_EXCERPTED RECORDS_:
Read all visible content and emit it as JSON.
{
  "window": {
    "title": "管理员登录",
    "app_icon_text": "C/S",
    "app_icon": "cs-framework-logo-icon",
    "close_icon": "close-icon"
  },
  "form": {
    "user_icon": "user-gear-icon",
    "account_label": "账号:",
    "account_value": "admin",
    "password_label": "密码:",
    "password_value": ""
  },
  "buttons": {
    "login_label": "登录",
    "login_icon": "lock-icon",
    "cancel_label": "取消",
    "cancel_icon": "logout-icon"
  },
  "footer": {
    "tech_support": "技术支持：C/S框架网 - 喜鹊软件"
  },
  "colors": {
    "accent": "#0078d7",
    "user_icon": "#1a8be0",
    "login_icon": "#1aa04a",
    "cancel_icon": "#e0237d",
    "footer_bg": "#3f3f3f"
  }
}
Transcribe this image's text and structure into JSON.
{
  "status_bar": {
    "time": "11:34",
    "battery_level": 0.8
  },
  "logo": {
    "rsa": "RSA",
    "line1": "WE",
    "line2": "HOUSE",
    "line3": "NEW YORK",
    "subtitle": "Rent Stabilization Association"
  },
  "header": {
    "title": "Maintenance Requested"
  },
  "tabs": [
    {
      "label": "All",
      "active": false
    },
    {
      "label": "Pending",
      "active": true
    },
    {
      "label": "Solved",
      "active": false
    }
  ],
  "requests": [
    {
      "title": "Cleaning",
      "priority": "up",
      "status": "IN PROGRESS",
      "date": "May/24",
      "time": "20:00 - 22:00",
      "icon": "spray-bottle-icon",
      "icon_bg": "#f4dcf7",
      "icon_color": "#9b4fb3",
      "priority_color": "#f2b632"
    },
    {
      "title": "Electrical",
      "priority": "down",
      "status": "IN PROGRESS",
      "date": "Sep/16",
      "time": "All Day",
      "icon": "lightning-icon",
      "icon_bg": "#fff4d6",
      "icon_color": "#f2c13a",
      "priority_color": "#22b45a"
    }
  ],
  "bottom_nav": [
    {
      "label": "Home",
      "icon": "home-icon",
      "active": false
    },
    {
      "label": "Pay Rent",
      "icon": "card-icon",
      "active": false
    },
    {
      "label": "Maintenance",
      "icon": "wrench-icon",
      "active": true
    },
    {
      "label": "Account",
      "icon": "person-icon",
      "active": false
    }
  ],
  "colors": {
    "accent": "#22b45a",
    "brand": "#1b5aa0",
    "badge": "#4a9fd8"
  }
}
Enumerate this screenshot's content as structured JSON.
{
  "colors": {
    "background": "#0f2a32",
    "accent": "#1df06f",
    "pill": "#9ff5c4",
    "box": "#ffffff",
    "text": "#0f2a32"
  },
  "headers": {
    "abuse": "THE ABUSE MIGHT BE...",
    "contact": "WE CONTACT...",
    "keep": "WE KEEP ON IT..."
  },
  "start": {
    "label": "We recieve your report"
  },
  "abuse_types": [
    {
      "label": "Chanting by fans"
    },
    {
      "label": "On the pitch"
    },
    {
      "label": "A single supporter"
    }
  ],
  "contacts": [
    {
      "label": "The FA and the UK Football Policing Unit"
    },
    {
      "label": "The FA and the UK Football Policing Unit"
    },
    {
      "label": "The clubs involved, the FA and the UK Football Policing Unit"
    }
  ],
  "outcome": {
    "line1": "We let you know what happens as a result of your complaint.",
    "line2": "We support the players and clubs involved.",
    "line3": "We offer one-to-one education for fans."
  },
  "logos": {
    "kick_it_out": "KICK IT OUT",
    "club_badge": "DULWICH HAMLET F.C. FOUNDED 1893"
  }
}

_EXERCISE TASK_:
Gather up the lines containing the word "Rent" from these records and copy them.

_COMPLETE ANSWER_:
    "subtitle": "Rent Stabilization Association"
      "label": "Pay Rent",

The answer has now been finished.